**Challenge A:**
Rewrite the listing lines starting with the line containing "What elements are present" and going on through the line containing "177, 53, 196]", replacing "bar-financial-sector" with "bar-finance-sector" and leaving everything else unchanged.

**Document excerpt:**

Cliff Jones OBE
- Born: Clifford William Jones 12 March 1914 Porth, Rhondda, Wales
- Died: 27 November 1990 (aged 76)
- School: Porth Secondary School Llandovery College
- University: Cambridge University

Rugby union career
- Position: Fly-half

Amateur team(s)
- Years: Team / Apps / (Points)
- Cambridge University R.U.F.C.
- –: Cardiff RFC
- –: London Welsh RFC
- –: Bridgend RFC
- –: Porth RFC
- –: Pontypool RFC
- –: Pontypridd RFC
- –: Barbarian F.C.

International career
- Years: Team / Apps / (Points)
- 1934–1938: Wales / 13 / (6)

= Cliff Jones (rugby union) =

Wales international rugby union footballer (1914-1990)

Clifford 'Cliff' William Jones OBE (12 March 1914 - 27 November 1990) was a Welsh international rugby union fly-half who played club rugby for many teams but is most associated with Cardiff and Cambridge University. Jones was known as a quick and elusive runner, but was also noted for his numerous injuries which limited his international and club appearances.

==Club career==
Jones was a product of the Welsh Secondary Schools Rugby Union system, playing competitive matches while still a schoolboy. Educated first at Porth Secondary School, and although wanting to play association football, he was forced towards rugby union as a schoolboy through the sporting curriculum of his next school, Llandovery College. Jones gained his first cap as part of the Welsh secondary schools team and came to the attention of the rugby world in a brilliant display in April 1932 in a Secondary Schools game against Yorkshire Schools. During the 1932/33 season Jones was given the captaincy of Llandovery.

Before his eighteenth birthday Jones was already playing for Pontypridd and Cardiff, but after leaving Llandovery he was accepted by Clare College, Cambridge, to read law and was selected for the Cambridge University rugby team. While there he teamed up with Wilf Wooller, though they both found themselves on the same losing side during the 1933 Varsity match.

Jones managed only 22 appearances for Cardiff, mainly due to injuries sustained on the pitch. He suffered four broken bones before he reached the age of twenty, missed much of the 1936/37 season with a broken collar bone and injured his elbow on a comeback game in 1939.

===International rugby career===
Jones was first capped for Wales in 1934, while still at Cambridge, at Cardiff Arms Park against England. The team is recognised as a mess, with 13 of the players being new caps resulting in an unbalanced pack with slow service. Jones was battered by England's Fry and Hordern which left him in tears during the game. Wales lost the game 9-0 and 5 of the new caps were never selected again, though Jones was not amongst them, returning for the next two games of the tournament against Scotland and Ireland; both saw Welsh wins. Jones returned to the Welsh squad the next year in the 1935 Home Nations Championship, and in the second game of the tournament against Scotland he scored his first International try.

**Data records:**
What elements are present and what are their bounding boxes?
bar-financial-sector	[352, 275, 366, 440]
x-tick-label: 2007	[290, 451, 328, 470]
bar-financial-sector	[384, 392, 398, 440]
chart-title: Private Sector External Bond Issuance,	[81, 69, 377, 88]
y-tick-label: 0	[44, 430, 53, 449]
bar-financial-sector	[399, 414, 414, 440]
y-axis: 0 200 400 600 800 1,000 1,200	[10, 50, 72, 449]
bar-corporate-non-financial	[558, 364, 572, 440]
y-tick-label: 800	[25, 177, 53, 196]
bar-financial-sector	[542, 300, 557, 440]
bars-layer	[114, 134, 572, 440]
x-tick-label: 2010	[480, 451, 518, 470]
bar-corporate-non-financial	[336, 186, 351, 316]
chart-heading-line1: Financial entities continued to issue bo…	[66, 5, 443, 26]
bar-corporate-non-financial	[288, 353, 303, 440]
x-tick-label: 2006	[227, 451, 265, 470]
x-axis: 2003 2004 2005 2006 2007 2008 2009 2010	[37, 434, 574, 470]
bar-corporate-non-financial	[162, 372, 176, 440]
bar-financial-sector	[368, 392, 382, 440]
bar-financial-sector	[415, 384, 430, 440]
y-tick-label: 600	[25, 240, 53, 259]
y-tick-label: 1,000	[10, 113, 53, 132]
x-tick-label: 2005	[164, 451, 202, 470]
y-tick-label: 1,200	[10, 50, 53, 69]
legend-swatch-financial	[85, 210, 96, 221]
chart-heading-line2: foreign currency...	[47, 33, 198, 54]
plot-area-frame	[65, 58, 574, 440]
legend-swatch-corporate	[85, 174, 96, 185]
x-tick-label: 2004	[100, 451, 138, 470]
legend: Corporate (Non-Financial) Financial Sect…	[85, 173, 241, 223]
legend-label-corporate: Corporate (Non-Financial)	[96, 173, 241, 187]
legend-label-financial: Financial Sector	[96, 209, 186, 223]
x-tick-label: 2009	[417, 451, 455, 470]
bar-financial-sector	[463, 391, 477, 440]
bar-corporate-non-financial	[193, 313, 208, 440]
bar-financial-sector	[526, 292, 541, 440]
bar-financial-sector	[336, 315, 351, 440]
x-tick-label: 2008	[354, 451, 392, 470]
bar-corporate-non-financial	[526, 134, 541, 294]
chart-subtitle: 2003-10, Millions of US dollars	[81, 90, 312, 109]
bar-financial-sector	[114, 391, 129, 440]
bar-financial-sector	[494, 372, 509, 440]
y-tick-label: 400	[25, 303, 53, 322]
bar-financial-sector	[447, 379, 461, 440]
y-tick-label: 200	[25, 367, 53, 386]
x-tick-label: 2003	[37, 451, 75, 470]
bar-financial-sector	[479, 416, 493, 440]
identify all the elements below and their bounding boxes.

...

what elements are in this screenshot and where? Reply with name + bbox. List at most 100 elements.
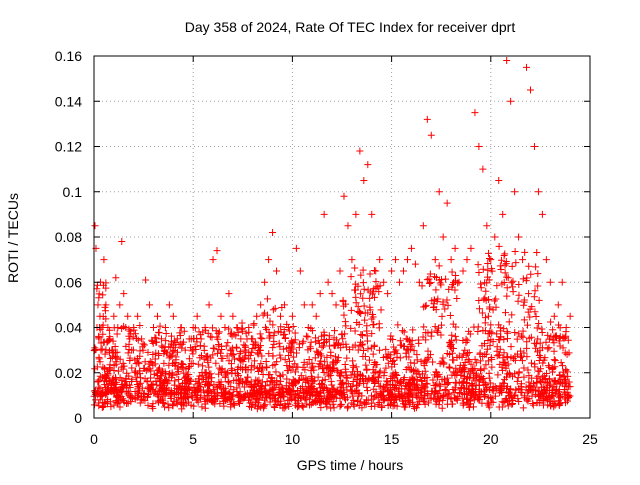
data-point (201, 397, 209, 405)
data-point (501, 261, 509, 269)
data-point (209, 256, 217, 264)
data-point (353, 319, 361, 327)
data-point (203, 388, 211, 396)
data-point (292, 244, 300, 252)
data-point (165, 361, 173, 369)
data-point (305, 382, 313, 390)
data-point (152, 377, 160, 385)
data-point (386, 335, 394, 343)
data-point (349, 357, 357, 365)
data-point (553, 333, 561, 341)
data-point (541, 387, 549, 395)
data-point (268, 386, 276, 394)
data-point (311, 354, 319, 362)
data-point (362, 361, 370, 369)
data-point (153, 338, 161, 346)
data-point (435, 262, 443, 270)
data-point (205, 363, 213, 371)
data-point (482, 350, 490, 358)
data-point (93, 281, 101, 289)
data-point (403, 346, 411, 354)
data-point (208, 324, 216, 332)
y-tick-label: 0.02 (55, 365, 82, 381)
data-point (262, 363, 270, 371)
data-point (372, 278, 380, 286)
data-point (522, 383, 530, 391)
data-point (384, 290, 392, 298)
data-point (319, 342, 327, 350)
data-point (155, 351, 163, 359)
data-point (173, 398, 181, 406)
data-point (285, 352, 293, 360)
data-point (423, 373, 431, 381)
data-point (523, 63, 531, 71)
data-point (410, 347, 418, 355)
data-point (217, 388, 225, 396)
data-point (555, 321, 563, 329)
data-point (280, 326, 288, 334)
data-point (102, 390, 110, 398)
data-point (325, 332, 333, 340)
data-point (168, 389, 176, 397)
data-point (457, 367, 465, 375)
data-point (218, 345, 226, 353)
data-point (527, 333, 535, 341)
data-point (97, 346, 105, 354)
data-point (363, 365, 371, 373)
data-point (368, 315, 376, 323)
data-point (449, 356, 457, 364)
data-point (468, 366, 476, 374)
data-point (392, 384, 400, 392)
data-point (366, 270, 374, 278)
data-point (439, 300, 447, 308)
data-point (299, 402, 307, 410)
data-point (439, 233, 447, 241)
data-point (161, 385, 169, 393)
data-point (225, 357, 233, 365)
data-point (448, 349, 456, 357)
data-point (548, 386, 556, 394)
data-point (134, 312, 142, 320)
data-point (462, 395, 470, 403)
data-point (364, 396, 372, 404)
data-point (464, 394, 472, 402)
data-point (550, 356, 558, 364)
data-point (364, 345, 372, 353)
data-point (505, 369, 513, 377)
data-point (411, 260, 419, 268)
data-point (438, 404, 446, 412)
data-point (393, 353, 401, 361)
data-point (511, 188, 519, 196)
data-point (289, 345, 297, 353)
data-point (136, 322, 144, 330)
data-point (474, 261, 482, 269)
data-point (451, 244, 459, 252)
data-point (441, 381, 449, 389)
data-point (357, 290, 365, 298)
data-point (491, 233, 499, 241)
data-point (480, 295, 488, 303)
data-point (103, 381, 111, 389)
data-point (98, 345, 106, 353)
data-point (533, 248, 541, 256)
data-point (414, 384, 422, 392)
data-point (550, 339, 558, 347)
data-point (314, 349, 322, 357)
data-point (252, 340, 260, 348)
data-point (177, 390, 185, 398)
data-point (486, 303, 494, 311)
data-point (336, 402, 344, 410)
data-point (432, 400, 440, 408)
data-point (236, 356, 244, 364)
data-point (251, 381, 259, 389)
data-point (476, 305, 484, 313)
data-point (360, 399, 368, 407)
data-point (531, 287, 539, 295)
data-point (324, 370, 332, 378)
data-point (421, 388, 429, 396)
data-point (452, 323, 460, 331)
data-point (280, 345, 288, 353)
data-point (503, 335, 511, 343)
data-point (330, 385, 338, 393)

* * *

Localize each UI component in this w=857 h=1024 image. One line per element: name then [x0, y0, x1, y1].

**Challenge B:**
For each statement below, state yes or no according to the text on Cliff Jones, and quote the words of the text that decide it. (i) Jones read law at Clare College, Cambridge. (ii) Wales won the 1934 match against England in which Jones gained his first cap. (iii) Jones made more than 30 appearances for Cardiff.

**Exercise result A:**
What elements are present and what are their bounding boxes?
bar-finance-sector	[352, 275, 366, 440]
x-tick-label: 2007	[290, 451, 328, 470]
bar-finance-sector	[384, 392, 398, 440]
chart-title: Private Sector External Bond Issuance,	[81, 69, 377, 88]
y-tick-label: 0	[44, 430, 53, 449]
bar-finance-sector	[399, 414, 414, 440]
y-axis: 0 200 400 600 800 1,000 1,200	[10, 50, 72, 449]
bar-corporate-non-financial	[558, 364, 572, 440]
y-tick-label: 800	[25, 177, 53, 196]

**Exercise result B:**
(i) Yes: "he was accepted by Clare College, Cambridge, to read law"
(ii) No: "Wales lost the game 9-0"
(iii) No: "Jones managed only 22 appearances for Cardiff"